Any pictures in the records below should be skipped; write out everything else exactly.

Stored data entries:
+ + + +

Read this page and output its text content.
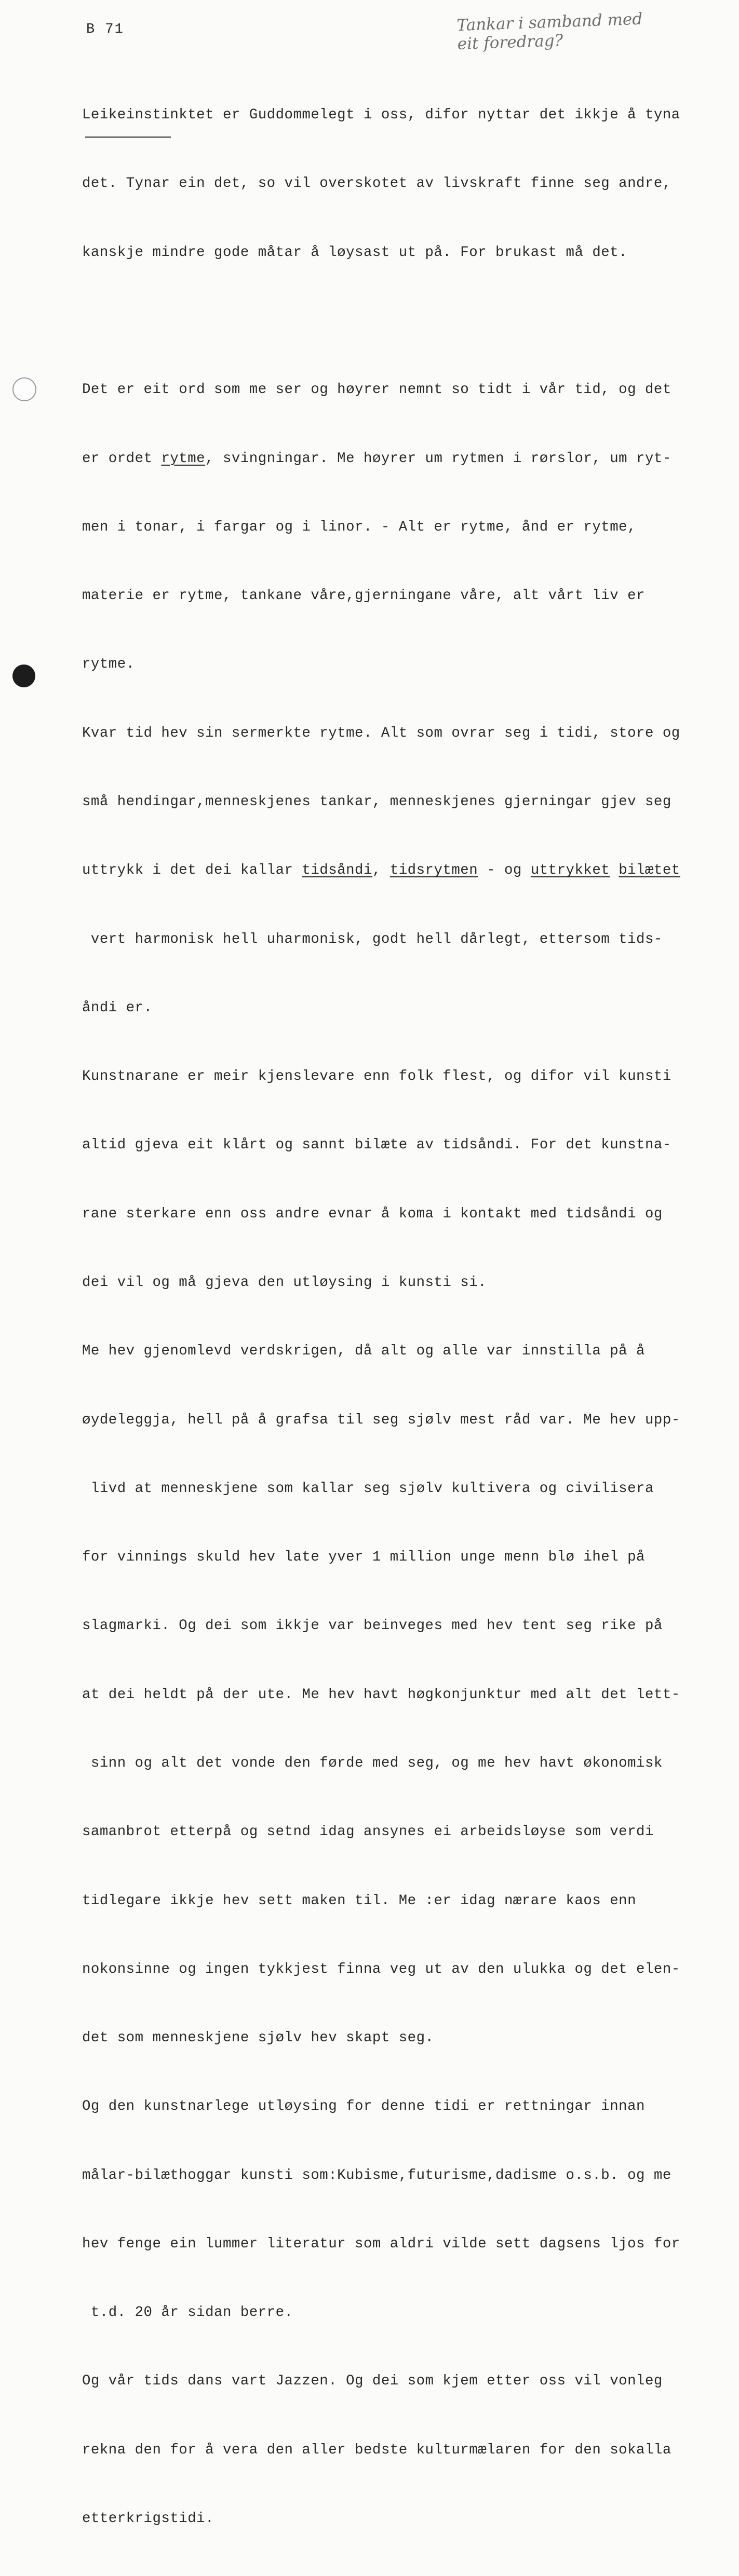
B 71	Tankar i samband med
eit foredrag?

Leikeinstinktet er Guddommelegt i oss, difor nyttar det ikkje å tyna

det. Tynar ein det, so vil overskotet av livskraft finne seg andre,

kanskje mindre gode måtar å løysast ut på. For brukast må det.

Det er eit ord som me ser og høyrer nemnt so tidt i vår tid, og det

er ordet rytme, svingningar. Me høyrer um rytmen i rørslor, um ryt-

men i tonar, i fargar og i linor. - Alt er rytme, ånd er rytme,

materie er rytme, tankane våre,gjerningane våre, alt vårt liv er

rytme.

Kvar tid hev sin sermerkte rytme. Alt som ovrar seg i tidi, store og

små hendingar,menneskjenes tankar, menneskjenes gjerningar gjev seg

uttrykk i det dei kallar tidsåndi, tidsrytmen - og uttrykket bilætet

vert harmonisk hell uharmonisk, godt hell dårlegt, ettersom tids-

åndi er.

Kunstnarane er meir kjenslevare enn folk flest, og difor vil kunsti

altid gjeva eit klårt og sannt bilæte av tidsåndi. For det kunstna-

rane sterkare enn oss andre evnar å koma i kontakt med tidsåndi og

dei vil og må gjeva den utløysing i kunsti si.

Me hev gjenomlevd verdskrigen, då alt og alle var innstilla på å

øydeleggja, hell på å grafsa til seg sjølv mest råd var. Me hev upp-

livd at menneskjene som kallar seg sjølv kultivera og civilisera

for vinnings skuld hev late yver 1 million unge menn blø ihel på

slagmarki. Og dei som ikkje var beinveges med hev tent seg rike på

at dei heldt på der ute. Me hev havt høgkonjunktur med alt det lett-

sinn og alt det vonde den førde med seg, og me hev havt økonomisk

samanbrot etterpå og setnd idag ansynes ei arbeidsløyse som verdi

tidlegare ikkje hev sett maken til. Me :er idag nærare kaos enn

nokonsinne og ingen tykkjest finna veg ut av den ulukka og det elen-

det som menneskjene sjølv hev skapt seg.

Og den kunstnarlege utløysing for denne tidi er rettningar innan

målar-bilæthoggar kunsti som:Kubisme,futurisme,dadisme o.s.b. og me

hev fenge ein lummer literatur som aldri vilde sett dagsens ljos for

t.d. 20 år sidan berre.

Og vår tids dans vart Jazzen. Og dei som kjem etter oss vil vonleg

rekna den for å vera den aller bedste kulturmælaren for den sokalla

etterkrigstidi.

+ + + +

(Solution to the problem):
Read this page and output its text content.
B 71	Tankar i samband med
eit foredrag?

Leikeinstinktet er Guddommelegt i oss, difor nyttar det ikkje å tyna

det. Tynar ein det, so vil overskotet av livskraft finne seg andre,

kanskje mindre gode måtar å løysast ut på. For brukast må det.

Det er eit ord som me ser og høyrer nemnt so tidt i vår tid, og det

er ordet rytme, svingningar. Me høyrer um rytmen i rørslor, um ryt-

men i tonar, i fargar og i linor. - Alt er rytme, ånd er rytme,

materie er rytme, tankane våre,gjerningane våre, alt vårt liv er

rytme.

Kvar tid hev sin sermerkte rytme. Alt som ovrar seg i tidi, store og

små hendingar,menneskjenes tankar, menneskjenes gjerningar gjev seg

uttrykk i det dei kallar tidsåndi, tidsrytmen - og uttrykket bilætet

vert harmonisk hell uharmonisk, godt hell dårlegt, ettersom tids-

åndi er.

Kunstnarane er meir kjenslevare enn folk flest, og difor vil kunsti

altid gjeva eit klårt og sannt bilæte av tidsåndi. For det kunstna-

rane sterkare enn oss andre evnar å koma i kontakt med tidsåndi og

dei vil og må gjeva den utløysing i kunsti si.

Me hev gjenomlevd verdskrigen, då alt og alle var innstilla på å

øydeleggja, hell på å grafsa til seg sjølv mest råd var. Me hev upp-

livd at menneskjene som kallar seg sjølv kultivera og civilisera

for vinnings skuld hev late yver 1 million unge menn blø ihel på

slagmarki. Og dei som ikkje var beinveges med hev tent seg rike på

at dei heldt på der ute. Me hev havt høgkonjunktur med alt det lett-

sinn og alt det vonde den førde med seg, og me hev havt økonomisk

samanbrot etterpå og setnd idag ansynes ei arbeidsløyse som verdi

tidlegare ikkje hev sett maken til. Me :er idag nærare kaos enn

nokonsinne og ingen tykkjest finna veg ut av den ulukka og det elen-

det som menneskjene sjølv hev skapt seg.

Og den kunstnarlege utløysing for denne tidi er rettningar innan

målar-bilæthoggar kunsti som:Kubisme,futurisme,dadisme o.s.b. og me

hev fenge ein lummer literatur som aldri vilde sett dagsens ljos for

t.d. 20 år sidan berre.

Og vår tids dans vart Jazzen. Og dei som kjem etter oss vil vonleg

rekna den for å vera den aller bedste kulturmælaren for den sokalla

etterkrigstidi.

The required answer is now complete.